> _GIVEN REQUEST_
Go through the data below. Pull out every line that has the word "structure".

--- START RECORDS PROVIDED ---

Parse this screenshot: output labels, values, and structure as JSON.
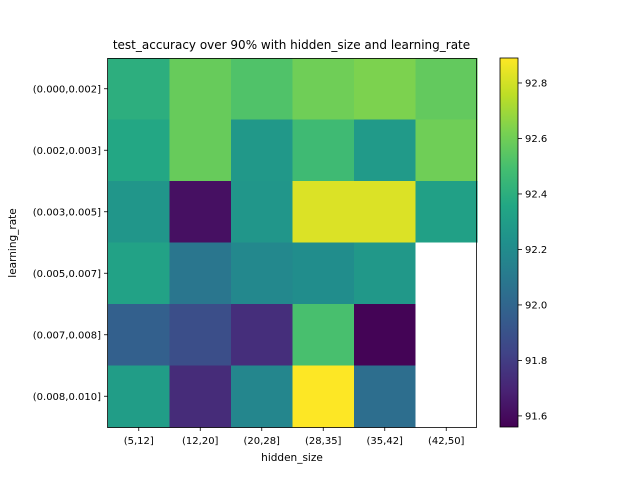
{
  "chart_data": {
    "type": "heatmap",
    "title": "test_accuracy over 90% with hidden_size and learning_rate",
    "xlabel": "hidden_size",
    "ylabel": "learning_rate",
    "x_categories": [
      "(5,12]",
      "(12,20]",
      "(20,28]",
      "(28,35]",
      "(35,42]",
      "(42,50]"
    ],
    "y_categories": [
      "(0.000,0.002]",
      "(0.002,0.003]",
      "(0.003,0.005]",
      "(0.005,0.007]",
      "(0.007,0.008]",
      "(0.008,0.010]"
    ],
    "values": [
      [
        92.4,
        92.58,
        92.52,
        92.6,
        92.63,
        92.57
      ],
      [
        92.36,
        92.58,
        92.27,
        92.47,
        92.28,
        92.6
      ],
      [
        92.26,
        91.62,
        92.26,
        92.82,
        92.82,
        92.32
      ],
      [
        92.33,
        92.08,
        92.18,
        92.21,
        92.27,
        null
      ],
      [
        91.97,
        91.88,
        91.74,
        92.5,
        91.57,
        null
      ],
      [
        92.3,
        91.73,
        92.17,
        92.89,
        92.04,
        null
      ]
    ],
    "colormap": "viridis",
    "colorbar": {
      "range": [
        91.56,
        92.89
      ],
      "ticks": [
        "91.6",
        "91.8",
        "92.0",
        "92.2",
        "92.4",
        "92.6",
        "92.8"
      ],
      "tick_values": [
        91.6,
        91.8,
        92.0,
        92.2,
        92.4,
        92.6,
        92.8
      ]
    },
    "missing_color": "#ffffff"
  }
}
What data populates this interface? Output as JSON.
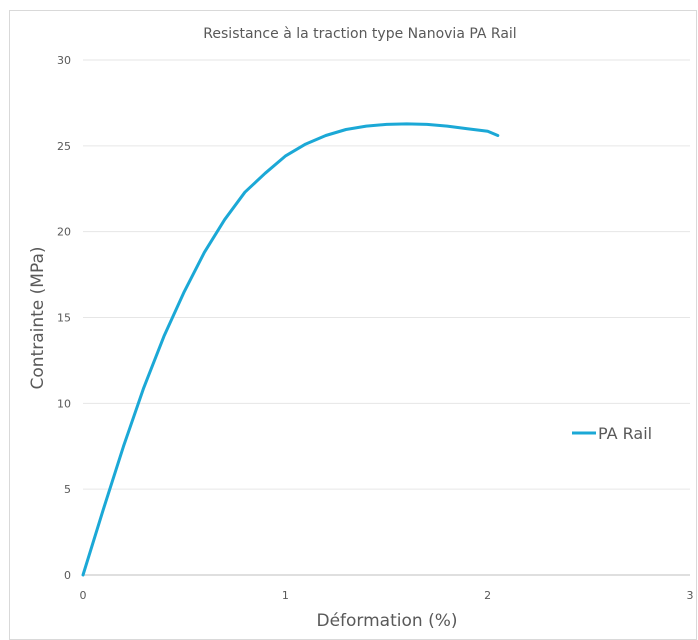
{
  "chart_data": {
    "type": "line",
    "title": "Resistance à la traction type Nanovia PA Rail",
    "xlabel": "Déformation (%)",
    "ylabel": "Contrainte  (MPa)",
    "xlim": [
      0,
      3
    ],
    "ylim": [
      0,
      30
    ],
    "x_ticks": [
      0,
      1,
      2,
      3
    ],
    "y_ticks": [
      0,
      5,
      10,
      15,
      20,
      25,
      30
    ],
    "grid": "horizontal",
    "legend_position": "right",
    "series": [
      {
        "name": "PA Rail",
        "color": "#1ba8d6",
        "x": [
          0,
          0.1,
          0.2,
          0.3,
          0.4,
          0.5,
          0.6,
          0.7,
          0.8,
          0.9,
          1.0,
          1.1,
          1.2,
          1.3,
          1.4,
          1.5,
          1.6,
          1.7,
          1.8,
          1.9,
          2.0,
          2.05
        ],
        "y": [
          0,
          3.8,
          7.5,
          10.9,
          13.9,
          16.5,
          18.8,
          20.7,
          22.3,
          23.4,
          24.4,
          25.1,
          25.6,
          25.95,
          26.15,
          26.25,
          26.28,
          26.25,
          26.15,
          26.0,
          25.85,
          25.6
        ]
      }
    ]
  }
}
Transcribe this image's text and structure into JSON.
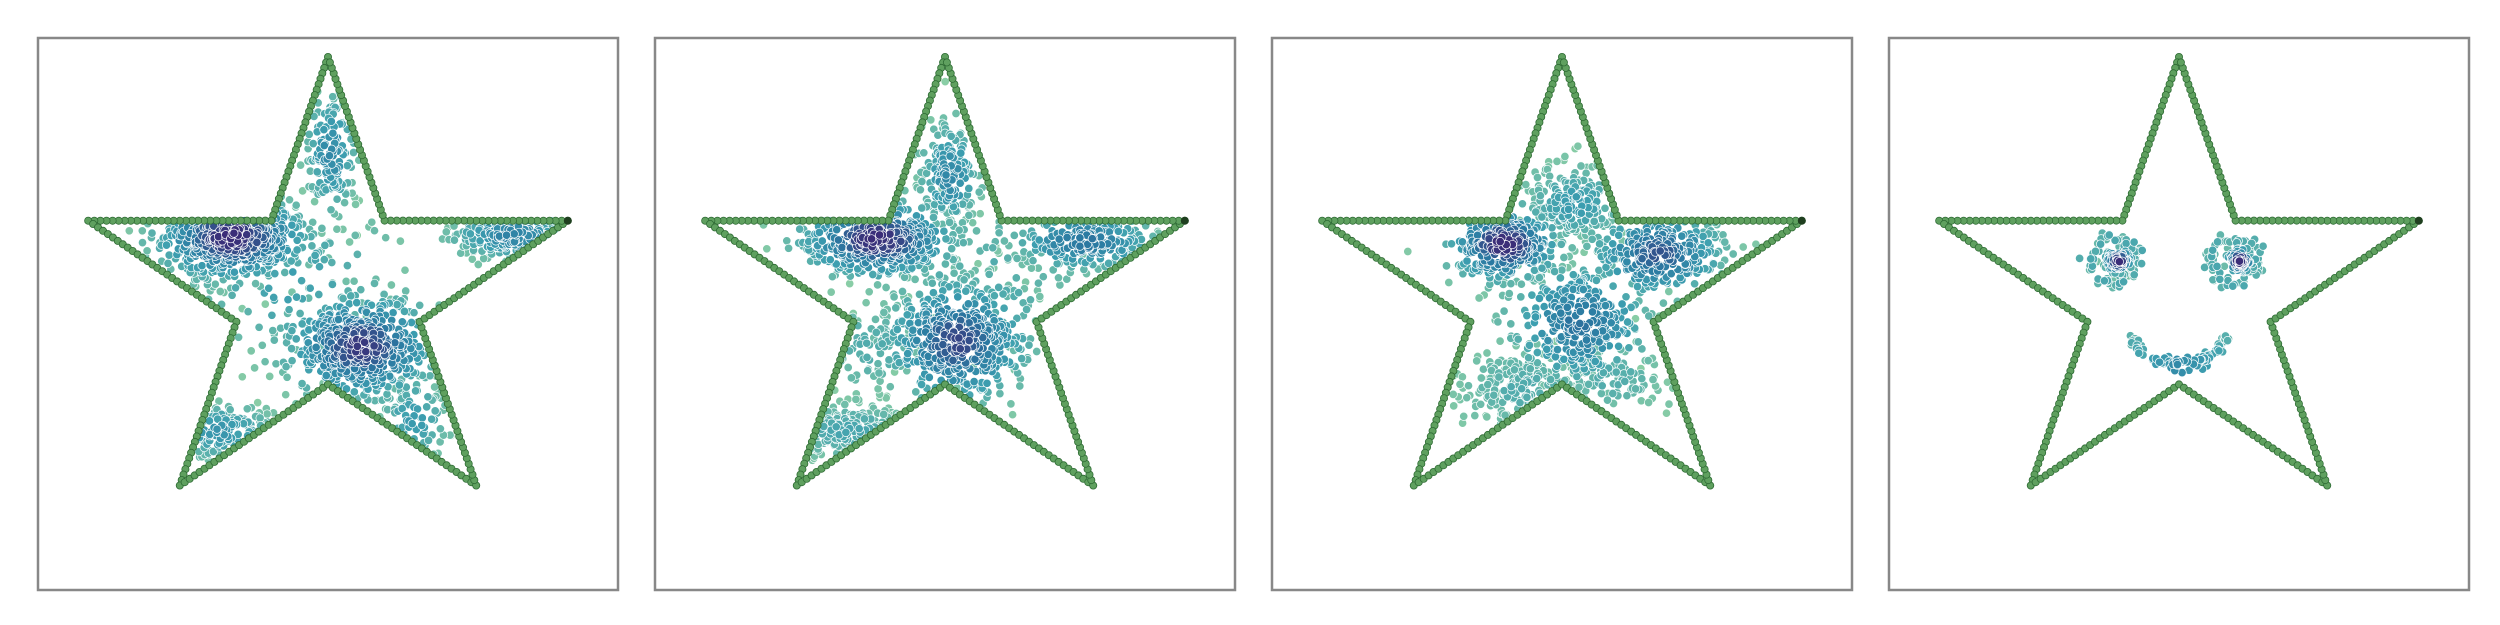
{
  "colors": {
    "background": "#ffffff",
    "frame": "#888888",
    "outline_fill": "#5fa05f",
    "outline_edge": "#2e6b34",
    "outline_end": "#1f3f1f",
    "point_edge": "#ffffff",
    "density_low": "#8fd1a5",
    "density_mid": "#3d9fb0",
    "density_high": "#2b7aa2",
    "density_peak": "#3b2d78"
  },
  "chart_data": [
    {
      "type": "scatter",
      "panel": 1,
      "title": "",
      "xlabel": "",
      "ylabel": "",
      "axes_visible": false,
      "grid": false,
      "xlim": [
        -1.15,
        1.15
      ],
      "ylim": [
        -1.25,
        1.08
      ],
      "outline": {
        "shape": "five-pointed star",
        "outer_radius": 1.0,
        "inner_radius": 0.382,
        "points": 300
      },
      "clusters": [
        {
          "x": -0.38,
          "y": 0.24,
          "spread_x": 0.15,
          "spread_y": 0.09,
          "count": 560,
          "density": 1.0
        },
        {
          "x": 0.13,
          "y": -0.22,
          "spread_x": 0.15,
          "spread_y": 0.11,
          "count": 520,
          "density": 0.95
        },
        {
          "x": 0.01,
          "y": 0.6,
          "spread_x": 0.05,
          "spread_y": 0.13,
          "count": 150,
          "density": 0.6
        },
        {
          "x": 0.73,
          "y": 0.25,
          "spread_x": 0.12,
          "spread_y": 0.05,
          "count": 190,
          "density": 0.65
        },
        {
          "x": -0.44,
          "y": -0.58,
          "spread_x": 0.12,
          "spread_y": 0.06,
          "count": 120,
          "density": 0.5
        },
        {
          "x": 0.34,
          "y": -0.53,
          "spread_x": 0.07,
          "spread_y": 0.1,
          "count": 70,
          "density": 0.45
        },
        {
          "x": -0.15,
          "y": 0.05,
          "spread_x": 0.22,
          "spread_y": 0.18,
          "count": 90,
          "density": 0.4
        }
      ]
    },
    {
      "type": "scatter",
      "panel": 2,
      "title": "",
      "xlabel": "",
      "ylabel": "",
      "axes_visible": false,
      "grid": false,
      "xlim": [
        -1.15,
        1.15
      ],
      "ylim": [
        -1.25,
        1.08
      ],
      "outline": {
        "shape": "five-pointed star",
        "outer_radius": 1.0,
        "inner_radius": 0.382,
        "points": 300
      },
      "clusters": [
        {
          "x": -0.27,
          "y": 0.23,
          "spread_x": 0.15,
          "spread_y": 0.08,
          "count": 450,
          "density": 1.0
        },
        {
          "x": 0.05,
          "y": -0.2,
          "spread_x": 0.14,
          "spread_y": 0.13,
          "count": 460,
          "density": 0.9
        },
        {
          "x": 0.02,
          "y": 0.5,
          "spread_x": 0.06,
          "spread_y": 0.11,
          "count": 170,
          "density": 0.6
        },
        {
          "x": 0.55,
          "y": 0.22,
          "spread_x": 0.14,
          "spread_y": 0.06,
          "count": 210,
          "density": 0.75
        },
        {
          "x": -0.38,
          "y": -0.58,
          "spread_x": 0.14,
          "spread_y": 0.06,
          "count": 180,
          "density": 0.35
        },
        {
          "x": -0.3,
          "y": -0.22,
          "spread_x": 0.12,
          "spread_y": 0.1,
          "count": 80,
          "density": 0.3
        },
        {
          "x": 0.15,
          "y": 0.05,
          "spread_x": 0.25,
          "spread_y": 0.2,
          "count": 80,
          "density": 0.3
        }
      ]
    },
    {
      "type": "scatter",
      "panel": 3,
      "title": "",
      "xlabel": "",
      "ylabel": "",
      "axes_visible": false,
      "grid": false,
      "xlim": [
        -1.15,
        1.15
      ],
      "ylim": [
        -1.25,
        1.08
      ],
      "outline": {
        "shape": "five-pointed star",
        "outer_radius": 1.0,
        "inner_radius": 0.382,
        "points": 300
      },
      "clusters": [
        {
          "x": -0.23,
          "y": 0.21,
          "spread_x": 0.11,
          "spread_y": 0.08,
          "count": 300,
          "density": 1.0
        },
        {
          "x": 0.38,
          "y": 0.17,
          "spread_x": 0.13,
          "spread_y": 0.09,
          "count": 320,
          "density": 0.85
        },
        {
          "x": 0.07,
          "y": -0.12,
          "spread_x": 0.14,
          "spread_y": 0.13,
          "count": 340,
          "density": 0.75
        },
        {
          "x": 0.05,
          "y": 0.38,
          "spread_x": 0.1,
          "spread_y": 0.08,
          "count": 200,
          "density": 0.45
        },
        {
          "x": -0.15,
          "y": -0.4,
          "spread_x": 0.13,
          "spread_y": 0.09,
          "count": 190,
          "density": 0.3
        },
        {
          "x": 0.2,
          "y": -0.35,
          "spread_x": 0.1,
          "spread_y": 0.08,
          "count": 80,
          "density": 0.3
        }
      ]
    },
    {
      "type": "scatter",
      "panel": 4,
      "title": "",
      "xlabel": "",
      "ylabel": "",
      "axes_visible": false,
      "grid": false,
      "xlim": [
        -1.15,
        1.15
      ],
      "ylim": [
        -1.25,
        1.08
      ],
      "outline": {
        "shape": "five-pointed star",
        "outer_radius": 1.0,
        "inner_radius": 0.382,
        "points": 300
      },
      "clusters": [
        {
          "x": -0.24,
          "y": 0.14,
          "spread_x": 0.028,
          "spread_y": 0.028,
          "count": 90,
          "density": 1.0
        },
        {
          "x": 0.24,
          "y": 0.14,
          "spread_x": 0.028,
          "spread_y": 0.028,
          "count": 90,
          "density": 1.0
        }
      ],
      "rings": [
        {
          "x": -0.26,
          "y": 0.14,
          "radius": 0.095,
          "count": 70,
          "density": 0.35
        },
        {
          "x": 0.22,
          "y": 0.14,
          "radius": 0.095,
          "count": 70,
          "density": 0.35
        }
      ],
      "arcs": [
        {
          "x": 0.0,
          "y": -0.1,
          "radius": 0.2,
          "start_deg": 200,
          "end_deg": 340,
          "count": 110,
          "density": 0.55
        }
      ]
    }
  ]
}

--- END RECORDS PROVIDED ---

> _COMPLETED TASK_
Parse this screenshot: output labels, values, and structure as JSON.
Transcribe this image's text and structure into JSON.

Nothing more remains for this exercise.